EXERCISE BRIEF:
Each line containing the word "same" should be found and copied.

════════════════════

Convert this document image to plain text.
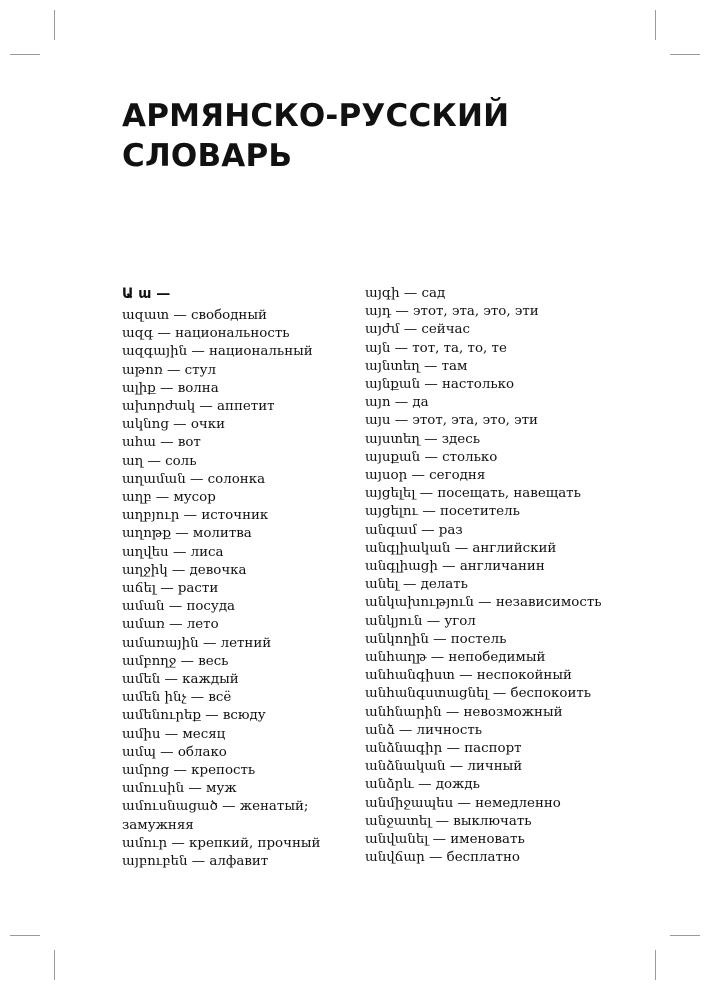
АРМЯНСКО-РУССКИЙ
СЛОВАРЬ
Ա ա —
ազատ — свободный
ազգ — национальность
ազգային — национальный
աթոռ — стул
ալիք — волна
ախորժակ — аппетит
ակնոց — очки
ահա — вот
աղ — соль
աղաման — солонка
աղբ — мусор
աղբյուր — источник
աղոթք — молитва
աղվես — лиса
աղջիկ — девочка
աճել — расти
աման — посуда
ամառ — лето
ամառային — летний
ամբողջ — весь
ամեն — каждый
ամեն ինչ — всё
ամենուրեք — всюду
ամիս — месяц
ամպ — облако
ամրոց — крепость
ամուսին — муж
ամուսնացած — женатый; замужняя
ամուր — крепкий, прочный
այբուբեն — алфавит
այգի — сад
այդ — этот, эта, это, эти
այժմ — сейчас
այն — тот, та, то, те
այնտեղ — там
այնքան — настолько
այո — да
այս — этот, эта, это, эти
այստեղ — здесь
այսքան — столько
այսօր — сегодня
այցելել — посещать, навещать
այցելու — посетитель
անգամ — раз
անգլիական — английский
անգլիացի — англичанин
անել — делать
անկախություն — независимость
անկյուն — угол
անկողին — постель
անհաղթ — непобедимый
անհանգիստ — неспокойный
անհանգստացնել — беспокоить
անհնարին — невозможный
անձ — личность
անձնագիր — паспорт
անձնական — личный
անձրև — дождь
անմիջապես — немедленно
անջատել — выключать
անվանել — именовать
անվճար — бесплатно
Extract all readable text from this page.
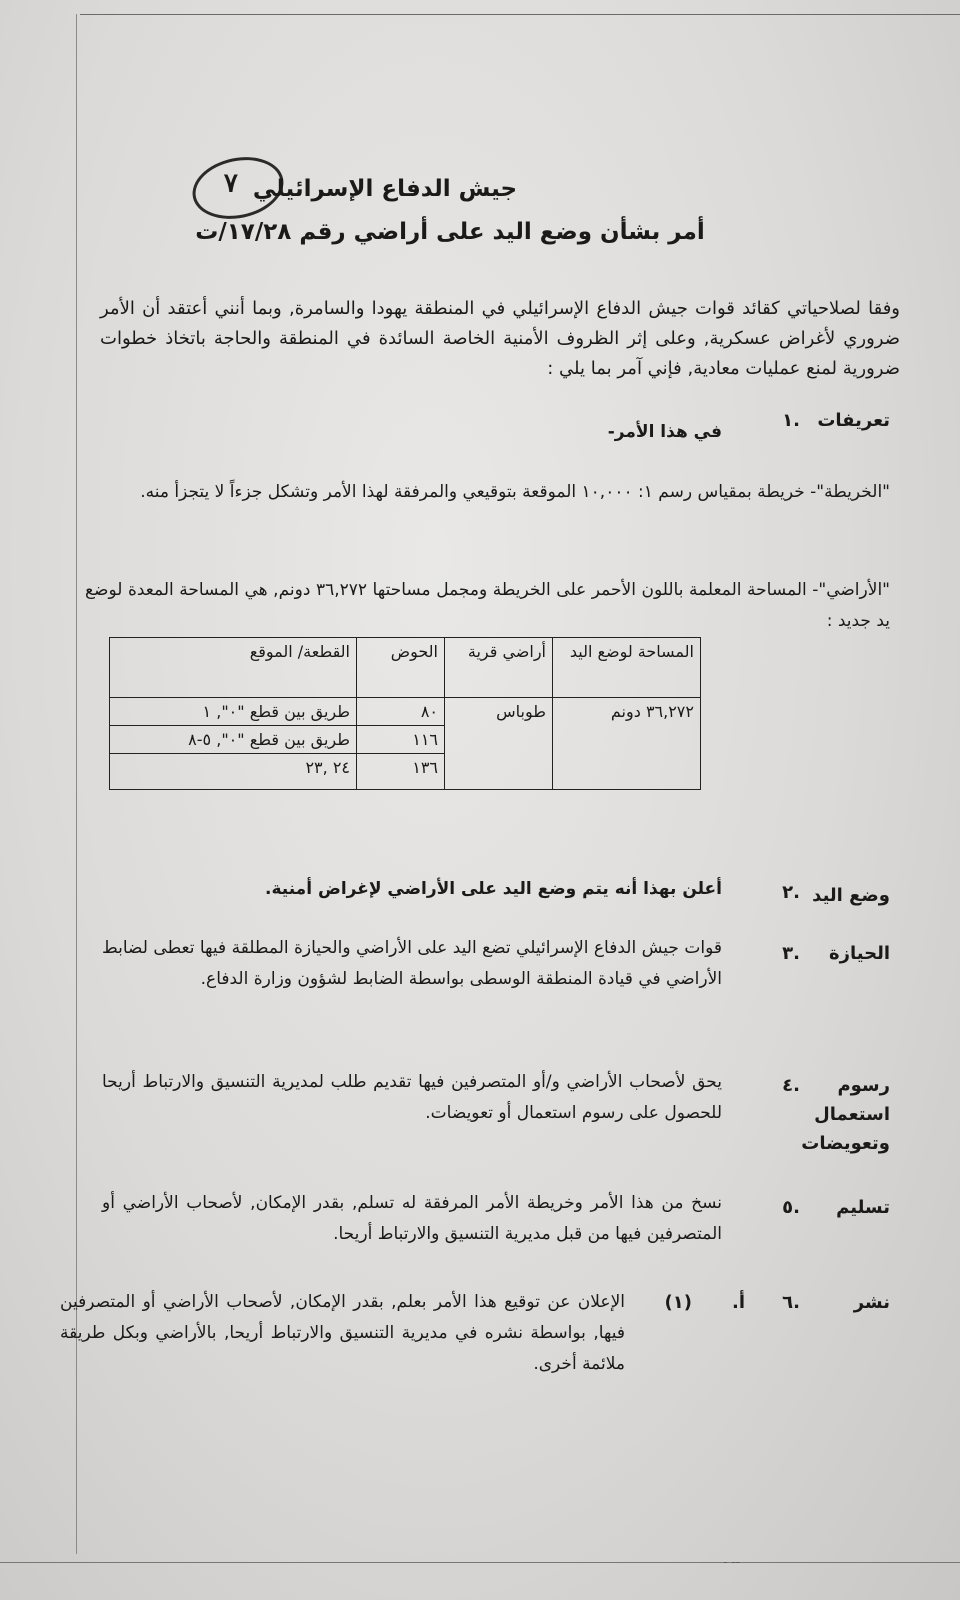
- --
٧ جيش الدفاع الإسرائيلي
أمر بشأن وضع اليد على أراضي رقم ١٧/٢٨/ت
وفقا لصلاحياتي كقائد قوات جيش الدفاع الإسرائيلي في المنطقة يهودا والسامرة, وبما أنني أعتقد أن الأمر ضروري لأغراض عسكرية, وعلى إثر الظروف الأمنية الخاصة السائدة في المنطقة والحاجة باتخاذ خطوات ضرورية لمنع عمليات معادية, فإني آمر بما يلي :
تعريفات
.١
في هذا الأمر-
"الخريطة"- خريطة بمقياس رسم ١: ١٠,٠٠٠ الموقعة بتوقيعي والمرفقة لهذا الأمر وتشكل جزءاً لا يتجزأ منه.
"الأراضي"- المساحة المعلمة باللون الأحمر على الخريطة ومجمل مساحتها ٣٦,٢٧٢ دونم, هي المساحة المعدة لوضع يد جديد :
المساحة لوضع اليد	أراضي قرية	الحوض	القطعة/ الموقع
٣٦,٢٧٢ دونم	طوباس	٨٠	طريق بين قطع "٠", ١
		١١٦	طريق بين قطع "٠", ٥-٨
		١٣٦	٢٤ ,٢٣
وضع اليد
.٢
أعلن بهذا أنه يتم وضع اليد على الأراضي لإغراض أمنية.
الحيازة
.٣
قوات جيش الدفاع الإسرائيلي تضع اليد على الأراضي والحيازة المطلقة فيها تعطى لضابط الأراضي في قيادة المنطقة الوسطى بواسطة الضابط لشؤون وزارة الدفاع.
رسوم
استعمال
وتعويضات
.٤
يحق لأصحاب الأراضي و/أو المتصرفين فيها تقديم طلب لمديرية التنسيق والارتباط أريحا للحصول على رسوم استعمال أو تعويضات.
تسليم
.٥
نسخ من هذا الأمر وخريطة الأمر المرفقة له تسلم, بقدر الإمكان, لأصحاب الأراضي أو المتصرفين فيها من قبل مديرية التنسيق والارتباط أريحا.
نشر
.٦
أ.
(١)
الإعلان عن توقيع هذا الأمر بعلم, بقدر الإمكان, لأصحاب الأراضي أو المتصرفين فيها, بواسطة نشره في مديرية التنسيق والارتباط أريحا, بالأراضي وبكل طريقة ملائمة أخرى.
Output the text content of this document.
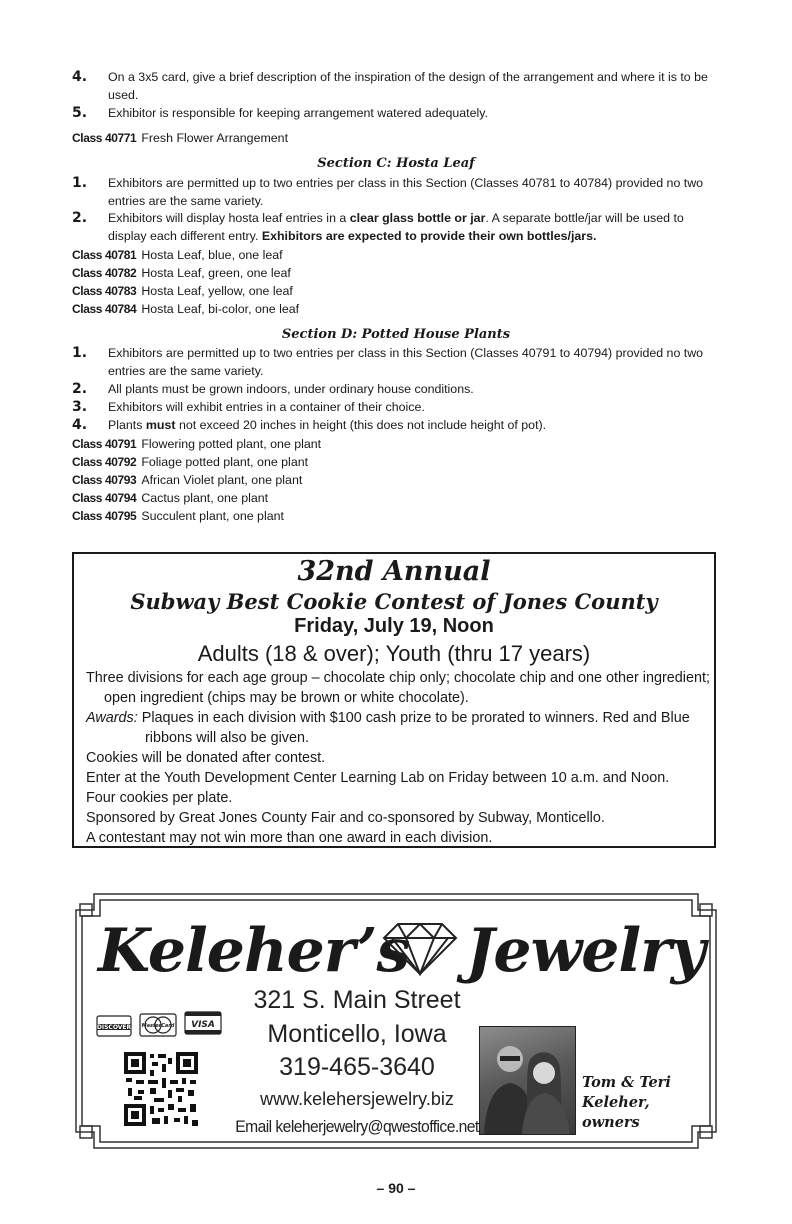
4. On a 3x5 card, give a brief description of the inspiration of the design of the arrangement and where it is to be used.
5. Exhibitor is responsible for keeping arrangement watered adequately.
Class 40771 Fresh Flower Arrangement
Section C: Hosta Leaf
1. Exhibitors are permitted up to two entries per class in this Section (Classes 40781 to 40784) provided no two entries are the same variety.
2. Exhibitors will display hosta leaf entries in a clear glass bottle or jar. A separate bottle/jar will be used to display each different entry. Exhibitors are expected to provide their own bottles/jars.
Class 40781 Hosta Leaf, blue, one leaf
Class 40782 Hosta Leaf, green, one leaf
Class 40783 Hosta Leaf, yellow, one leaf
Class 40784 Hosta Leaf, bi-color, one leaf
Section D: Potted House Plants
1. Exhibitors are permitted up to two entries per class in this Section (Classes 40791 to 40794) provided no two entries are the same variety.
2. All plants must be grown indoors, under ordinary house conditions.
3. Exhibitors will exhibit entries in a container of their choice.
4. Plants must not exceed 20 inches in height (this does not include height of pot).
Class 40791 Flowering potted plant, one plant
Class 40792 Foliage potted plant, one plant
Class 40793 African Violet plant, one plant
Class 40794 Cactus plant, one plant
Class 40795 Succulent plant, one plant
32nd Annual
Subway Best Cookie Contest of Jones County
Friday, July 19, Noon
Adults (18 & over); Youth (thru 17 years)

Three divisions for each age group – chocolate chip only; chocolate chip and one other ingredient; open ingredient (chips may be brown or white chocolate).

Awards: Plaques in each division with $100 cash prize to be prorated to winners. Red and Blue ribbons will also be given.

Cookies will be donated after contest.

Enter at the Youth Development Center Learning Lab on Friday between 10 a.m. and Noon.

Four cookies per plate.

Sponsored by Great Jones County Fair and co-sponsored by Subway, Monticello.

A contestant may not win more than one award in each division.

Keleher’s Jewelry
321 S. Main Street
Monticello, Iowa
319-465-3640
www.kelehersjewelry.biz
Email keleherjewelry@qwestoffice.net
DISCOVER MasterCard VISA
Tom & Teri
Keleher,
owners
– 90 –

════════════════════

ANSWER:
1. Exhibitors are permitted up to two entries per class in this Section (Classes 40781 to 40784) provided no two entries are the same variety.
1. Exhibitors are permitted up to two entries per class in this Section (Classes 40791 to 40794) provided no two entries are the same variety.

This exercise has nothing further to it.